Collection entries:
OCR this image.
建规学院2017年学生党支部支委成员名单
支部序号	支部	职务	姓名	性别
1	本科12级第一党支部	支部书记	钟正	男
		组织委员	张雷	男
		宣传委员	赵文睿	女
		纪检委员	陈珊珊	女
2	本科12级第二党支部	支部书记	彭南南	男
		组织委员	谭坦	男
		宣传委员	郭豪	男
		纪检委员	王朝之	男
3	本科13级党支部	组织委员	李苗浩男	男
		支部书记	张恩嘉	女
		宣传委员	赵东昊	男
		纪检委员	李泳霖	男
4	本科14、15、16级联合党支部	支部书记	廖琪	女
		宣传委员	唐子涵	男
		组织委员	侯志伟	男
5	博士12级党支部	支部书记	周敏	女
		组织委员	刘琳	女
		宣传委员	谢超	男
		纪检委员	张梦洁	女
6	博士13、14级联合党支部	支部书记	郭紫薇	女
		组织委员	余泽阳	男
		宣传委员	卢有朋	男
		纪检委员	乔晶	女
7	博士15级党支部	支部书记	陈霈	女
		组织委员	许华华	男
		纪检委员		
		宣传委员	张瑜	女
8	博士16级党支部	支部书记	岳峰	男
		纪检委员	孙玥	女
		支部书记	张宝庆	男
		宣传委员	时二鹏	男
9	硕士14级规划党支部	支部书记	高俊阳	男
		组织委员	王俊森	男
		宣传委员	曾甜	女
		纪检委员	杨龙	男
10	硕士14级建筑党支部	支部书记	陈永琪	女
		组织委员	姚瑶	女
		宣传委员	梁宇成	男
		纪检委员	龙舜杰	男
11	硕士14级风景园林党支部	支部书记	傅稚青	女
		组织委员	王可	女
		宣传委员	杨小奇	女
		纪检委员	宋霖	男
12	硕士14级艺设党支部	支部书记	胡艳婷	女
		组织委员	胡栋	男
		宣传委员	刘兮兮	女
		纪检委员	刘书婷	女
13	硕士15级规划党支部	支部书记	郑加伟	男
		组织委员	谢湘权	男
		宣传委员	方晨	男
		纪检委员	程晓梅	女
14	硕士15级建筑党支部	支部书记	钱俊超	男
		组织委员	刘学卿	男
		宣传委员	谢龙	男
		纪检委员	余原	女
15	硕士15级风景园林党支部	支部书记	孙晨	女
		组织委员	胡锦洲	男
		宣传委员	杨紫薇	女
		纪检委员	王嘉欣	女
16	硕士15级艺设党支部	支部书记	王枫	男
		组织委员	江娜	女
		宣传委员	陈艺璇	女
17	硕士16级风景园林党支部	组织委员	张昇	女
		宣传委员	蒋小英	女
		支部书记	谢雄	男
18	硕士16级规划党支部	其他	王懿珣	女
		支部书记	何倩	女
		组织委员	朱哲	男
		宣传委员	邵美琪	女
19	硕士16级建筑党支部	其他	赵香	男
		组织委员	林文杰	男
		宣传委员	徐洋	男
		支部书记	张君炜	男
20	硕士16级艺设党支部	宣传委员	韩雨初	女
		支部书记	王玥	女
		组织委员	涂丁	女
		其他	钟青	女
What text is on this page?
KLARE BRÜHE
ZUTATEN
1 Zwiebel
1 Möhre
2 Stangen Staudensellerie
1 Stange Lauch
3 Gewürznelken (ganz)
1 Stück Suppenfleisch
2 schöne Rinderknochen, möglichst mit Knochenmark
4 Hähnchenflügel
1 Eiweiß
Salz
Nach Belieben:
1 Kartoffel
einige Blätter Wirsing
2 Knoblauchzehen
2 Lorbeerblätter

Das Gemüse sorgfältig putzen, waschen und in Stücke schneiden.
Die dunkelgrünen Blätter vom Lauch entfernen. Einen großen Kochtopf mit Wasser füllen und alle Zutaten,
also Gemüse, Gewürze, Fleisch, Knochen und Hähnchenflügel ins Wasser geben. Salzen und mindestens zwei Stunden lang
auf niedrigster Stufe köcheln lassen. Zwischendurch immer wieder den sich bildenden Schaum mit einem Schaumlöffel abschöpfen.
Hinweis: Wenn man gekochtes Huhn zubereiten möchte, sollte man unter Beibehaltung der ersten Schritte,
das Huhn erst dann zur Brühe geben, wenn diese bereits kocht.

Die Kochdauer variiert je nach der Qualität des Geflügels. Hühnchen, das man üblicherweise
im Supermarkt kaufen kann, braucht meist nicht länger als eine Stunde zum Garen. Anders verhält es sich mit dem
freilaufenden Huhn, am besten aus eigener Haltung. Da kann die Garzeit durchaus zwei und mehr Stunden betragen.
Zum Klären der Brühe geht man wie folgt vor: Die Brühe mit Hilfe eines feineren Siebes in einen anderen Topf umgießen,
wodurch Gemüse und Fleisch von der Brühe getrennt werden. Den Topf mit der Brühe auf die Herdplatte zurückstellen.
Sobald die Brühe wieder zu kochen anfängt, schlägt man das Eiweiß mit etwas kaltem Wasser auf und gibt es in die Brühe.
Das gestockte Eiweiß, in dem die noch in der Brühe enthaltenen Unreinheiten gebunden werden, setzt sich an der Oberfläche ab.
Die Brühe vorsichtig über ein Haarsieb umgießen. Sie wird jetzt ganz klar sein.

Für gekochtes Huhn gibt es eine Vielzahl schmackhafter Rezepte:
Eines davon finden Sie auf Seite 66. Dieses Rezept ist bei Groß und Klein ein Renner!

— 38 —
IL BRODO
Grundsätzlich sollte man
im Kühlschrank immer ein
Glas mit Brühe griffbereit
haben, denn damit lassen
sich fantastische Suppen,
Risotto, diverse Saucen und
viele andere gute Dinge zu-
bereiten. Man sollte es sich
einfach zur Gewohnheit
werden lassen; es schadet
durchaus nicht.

---

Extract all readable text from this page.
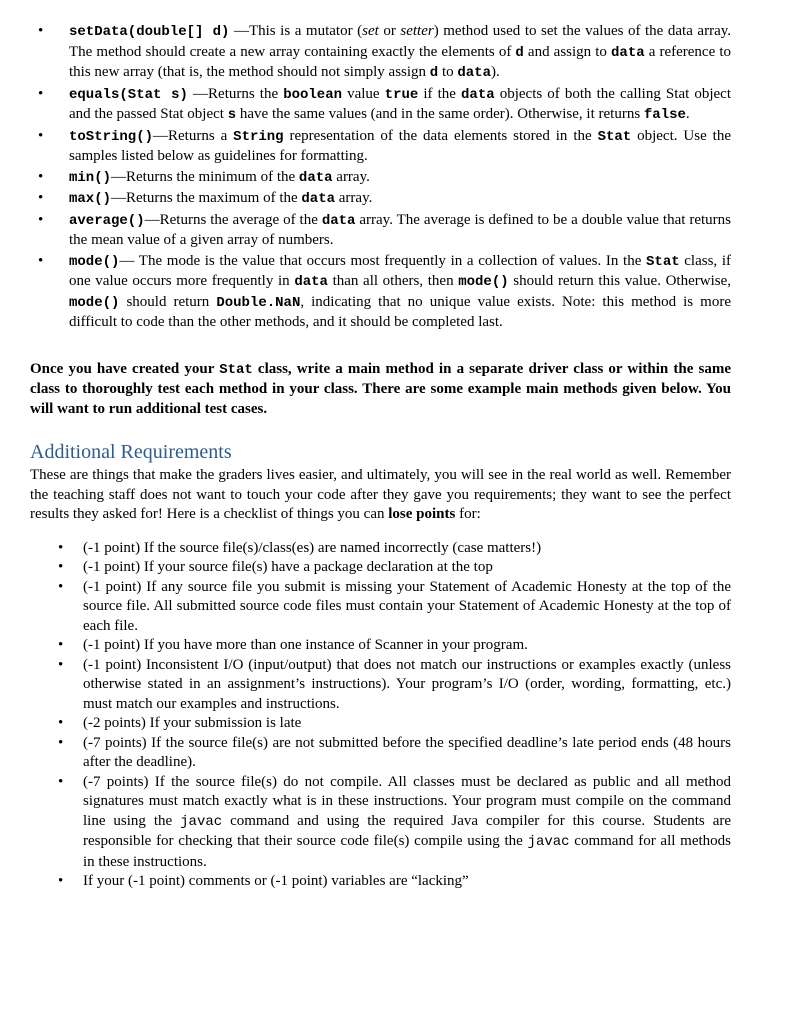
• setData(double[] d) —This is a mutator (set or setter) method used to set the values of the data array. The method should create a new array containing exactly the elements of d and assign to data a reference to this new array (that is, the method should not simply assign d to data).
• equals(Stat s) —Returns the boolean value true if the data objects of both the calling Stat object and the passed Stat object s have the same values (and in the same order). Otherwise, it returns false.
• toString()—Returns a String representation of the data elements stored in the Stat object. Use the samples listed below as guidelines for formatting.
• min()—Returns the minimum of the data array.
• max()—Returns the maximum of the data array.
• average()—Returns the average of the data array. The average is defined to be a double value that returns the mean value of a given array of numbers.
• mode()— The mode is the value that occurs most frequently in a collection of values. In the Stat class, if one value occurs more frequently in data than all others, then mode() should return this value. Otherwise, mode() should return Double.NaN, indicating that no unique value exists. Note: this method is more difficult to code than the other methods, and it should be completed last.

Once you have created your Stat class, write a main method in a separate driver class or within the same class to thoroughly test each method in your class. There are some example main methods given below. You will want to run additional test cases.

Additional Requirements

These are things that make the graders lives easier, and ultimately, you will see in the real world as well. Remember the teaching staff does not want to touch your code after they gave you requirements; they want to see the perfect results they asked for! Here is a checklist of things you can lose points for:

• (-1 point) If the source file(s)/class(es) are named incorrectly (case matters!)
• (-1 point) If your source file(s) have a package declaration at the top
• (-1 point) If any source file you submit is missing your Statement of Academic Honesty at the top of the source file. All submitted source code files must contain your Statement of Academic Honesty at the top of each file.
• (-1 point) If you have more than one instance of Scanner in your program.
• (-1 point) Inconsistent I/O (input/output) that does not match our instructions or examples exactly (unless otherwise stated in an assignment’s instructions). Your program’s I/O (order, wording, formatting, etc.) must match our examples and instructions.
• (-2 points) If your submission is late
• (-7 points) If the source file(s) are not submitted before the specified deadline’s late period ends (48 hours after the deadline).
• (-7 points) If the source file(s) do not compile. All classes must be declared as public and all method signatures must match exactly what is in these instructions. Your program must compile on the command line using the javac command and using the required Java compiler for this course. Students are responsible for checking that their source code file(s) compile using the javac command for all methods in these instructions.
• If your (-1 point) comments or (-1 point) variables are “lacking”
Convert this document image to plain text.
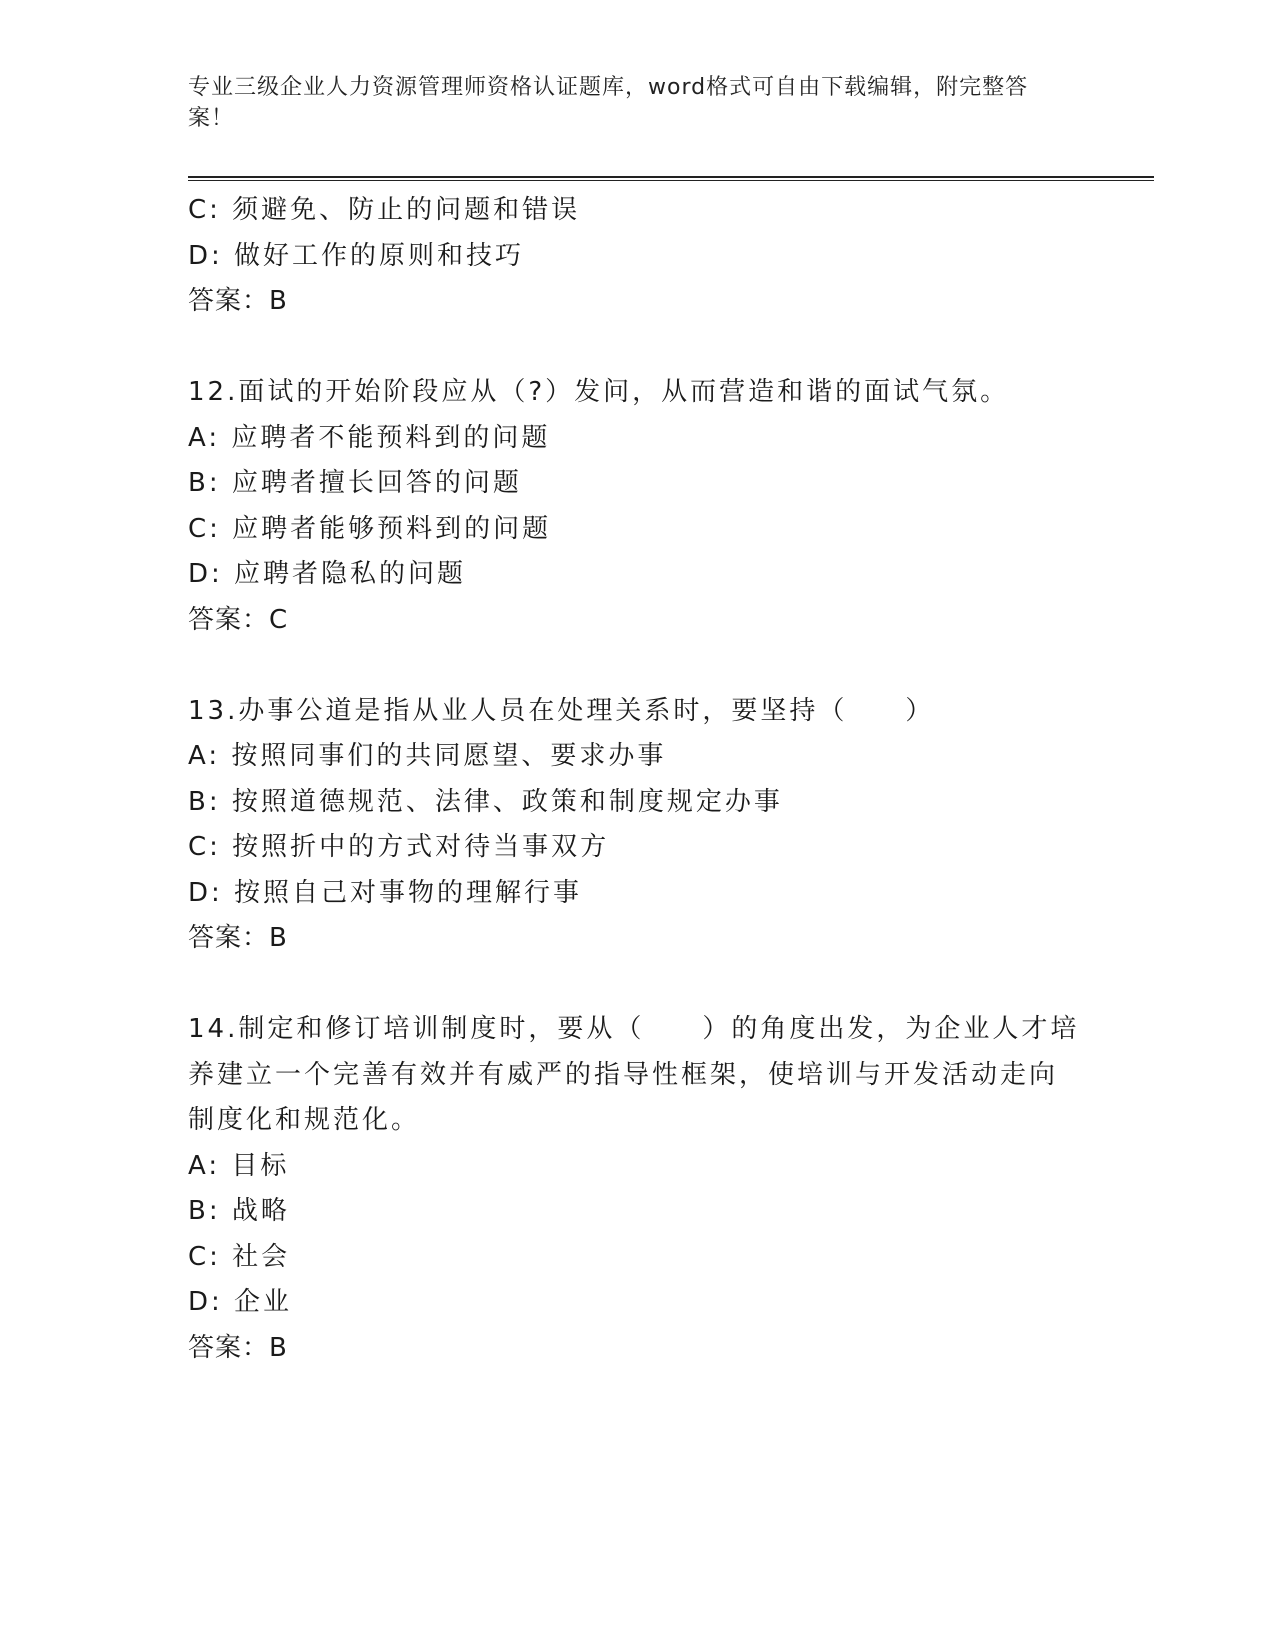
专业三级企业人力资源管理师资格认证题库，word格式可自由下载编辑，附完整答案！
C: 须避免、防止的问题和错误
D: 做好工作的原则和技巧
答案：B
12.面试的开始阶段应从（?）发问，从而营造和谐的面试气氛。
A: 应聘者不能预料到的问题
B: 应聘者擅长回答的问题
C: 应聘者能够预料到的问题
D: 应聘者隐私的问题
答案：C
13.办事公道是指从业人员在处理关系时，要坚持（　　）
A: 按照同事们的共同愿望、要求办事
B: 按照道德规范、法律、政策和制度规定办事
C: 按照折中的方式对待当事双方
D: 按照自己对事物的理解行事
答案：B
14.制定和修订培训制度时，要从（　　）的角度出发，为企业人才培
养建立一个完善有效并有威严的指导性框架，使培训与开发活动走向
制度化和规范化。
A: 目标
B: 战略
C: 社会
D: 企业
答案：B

--

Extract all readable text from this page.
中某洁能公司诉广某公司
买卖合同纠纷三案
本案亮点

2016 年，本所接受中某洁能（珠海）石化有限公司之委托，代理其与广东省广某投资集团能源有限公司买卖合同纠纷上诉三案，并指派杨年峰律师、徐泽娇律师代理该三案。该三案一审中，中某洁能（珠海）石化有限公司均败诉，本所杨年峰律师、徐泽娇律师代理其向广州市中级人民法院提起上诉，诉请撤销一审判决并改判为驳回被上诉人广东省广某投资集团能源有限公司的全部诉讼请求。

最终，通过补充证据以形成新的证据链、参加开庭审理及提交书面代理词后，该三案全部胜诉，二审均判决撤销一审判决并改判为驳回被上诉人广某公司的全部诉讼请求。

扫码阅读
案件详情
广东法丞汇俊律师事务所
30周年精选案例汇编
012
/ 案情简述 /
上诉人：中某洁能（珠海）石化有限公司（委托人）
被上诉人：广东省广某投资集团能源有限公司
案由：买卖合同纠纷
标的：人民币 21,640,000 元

_YOUR TASK:_ Look through the entries above for the word "want". Copy every line where it shows up.

_WORKED ANSWER:_
Once you have created your Stat class, write a main method in a separate driver class or within the same class to thoroughly test each method in your class. There are some example main methods given below. You will want to run additional test cases.
These are things that make the graders lives easier, and ultimately, you will see in the real world as well. Remember the teaching staff does not want to touch your code after they gave you requirements; they want to see the perfect results they asked for! Here is a checklist of things you can lose points for:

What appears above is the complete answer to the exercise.